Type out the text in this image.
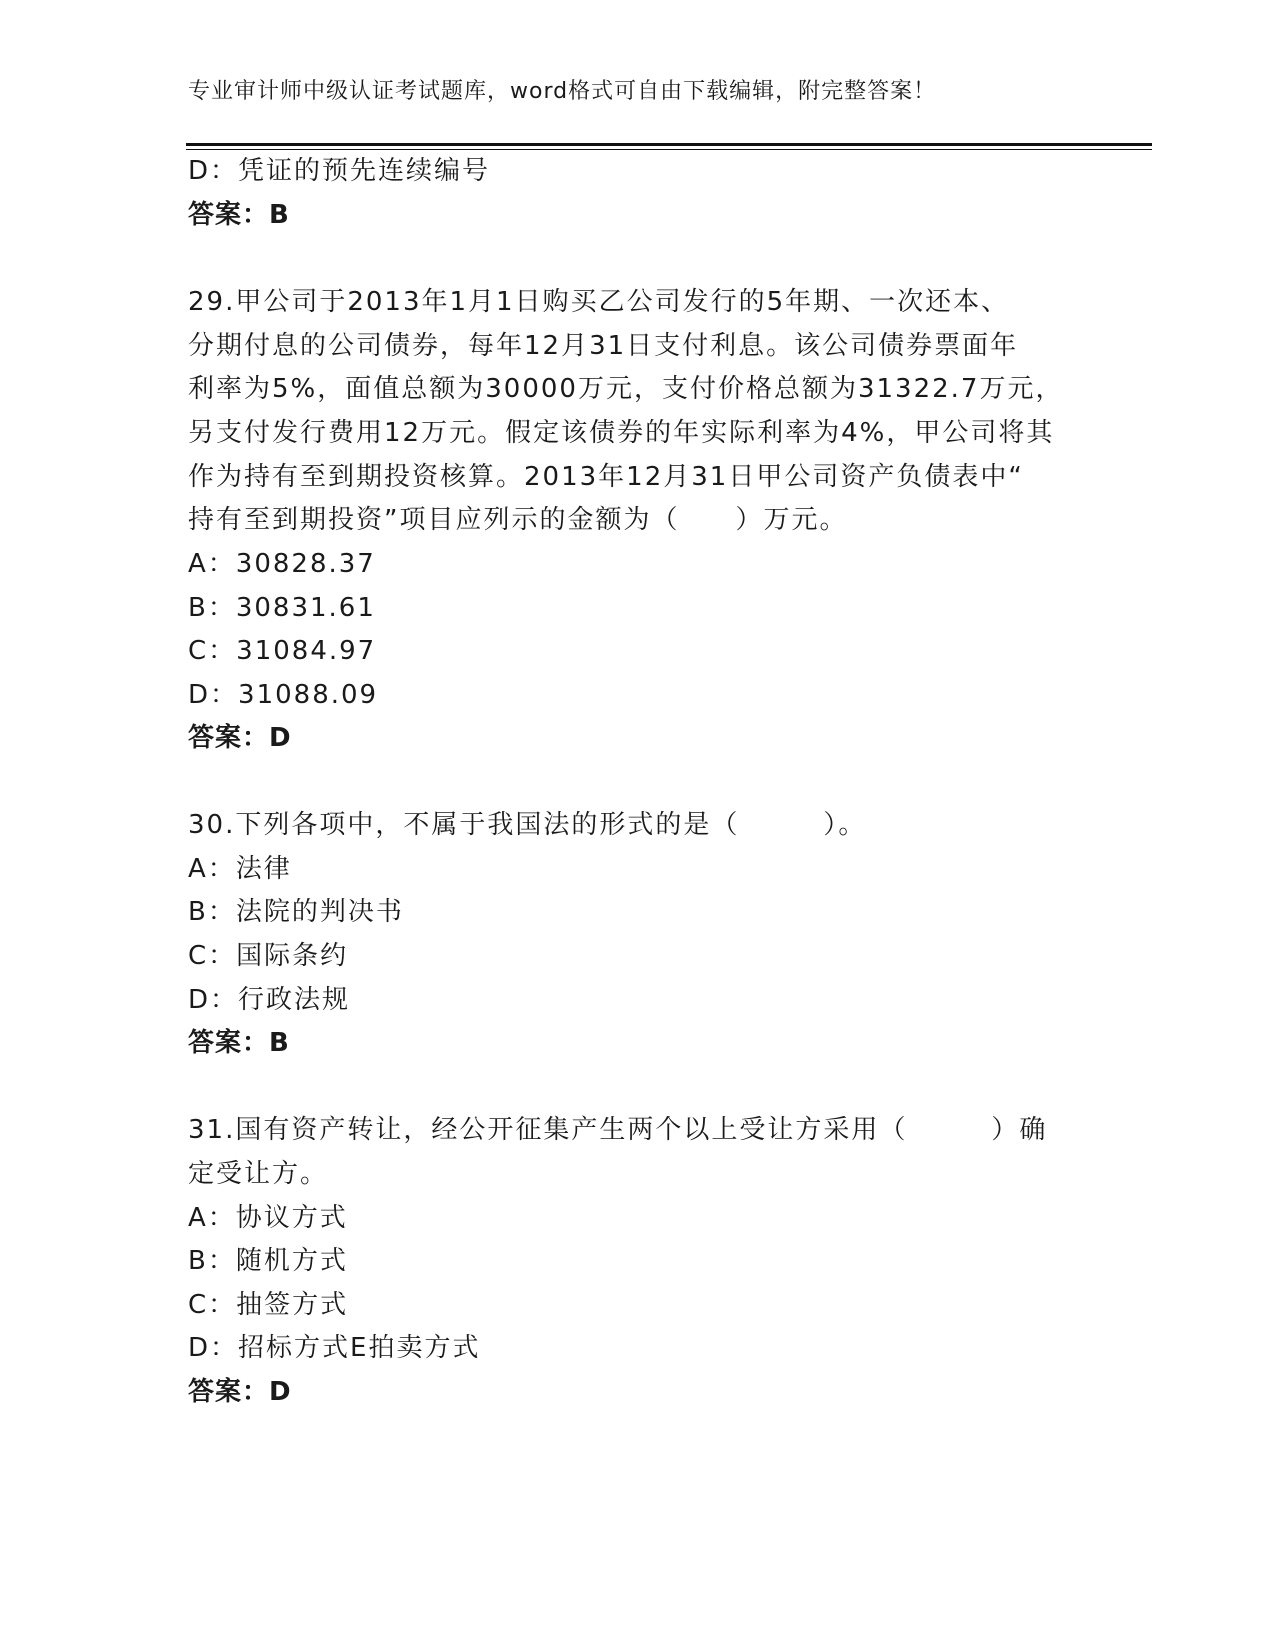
专业审计师中级认证考试题库，word格式可自由下载编辑，附完整答案！
D：凭证的预先连续编号
答案：B
29.甲公司于2013年1月1日购买乙公司发行的5年期、一次还本、
分期付息的公司债券，每年12月31日支付利息。该公司债券票面年
利率为5%，面值总额为30000万元，支付价格总额为31322.7万元，
另支付发行费用12万元。假定该债券的年实际利率为4%，甲公司将其
作为持有至到期投资核算。2013年12月31日甲公司资产负债表中“
持有至到期投资”项目应列示的金额为（　　）万元。
A：30828.37
B：30831.61
C：31084.97
D：31088.09
答案：D
30.下列各项中，不属于我国法的形式的是（　　　）。
A：法律
B：法院的判决书
C：国际条约
D：行政法规
答案：B
31.国有资产转让，经公开征集产生两个以上受让方采用（　　　）确
定受让方。
A：协议方式
B：随机方式
C：抽签方式
D：招标方式E拍卖方式
答案：D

Instruction
Go through the entries above and print each one exactly, minus the pictures.

Result
Type out the text in this image.
专业审计师中级认证考试题库，word格式可自由下载编辑，附完整答案！
D：凭证的预先连续编号
答案：B
29.甲公司于2013年1月1日购买乙公司发行的5年期、一次还本、
分期付息的公司债券，每年12月31日支付利息。该公司债券票面年
利率为5%，面值总额为30000万元，支付价格总额为31322.7万元，
另支付发行费用12万元。假定该债券的年实际利率为4%，甲公司将其
作为持有至到期投资核算。2013年12月31日甲公司资产负债表中“
持有至到期投资”项目应列示的金额为（　　）万元。
A：30828.37
B：30831.61
C：31084.97
D：31088.09
答案：D
30.下列各项中，不属于我国法的形式的是（　　　）。
A：法律
B：法院的判决书
C：国际条约
D：行政法规
答案：B
31.国有资产转让，经公开征集产生两个以上受让方采用（　　　）确
定受让方。
A：协议方式
B：随机方式
C：抽签方式
D：招标方式E拍卖方式
答案：D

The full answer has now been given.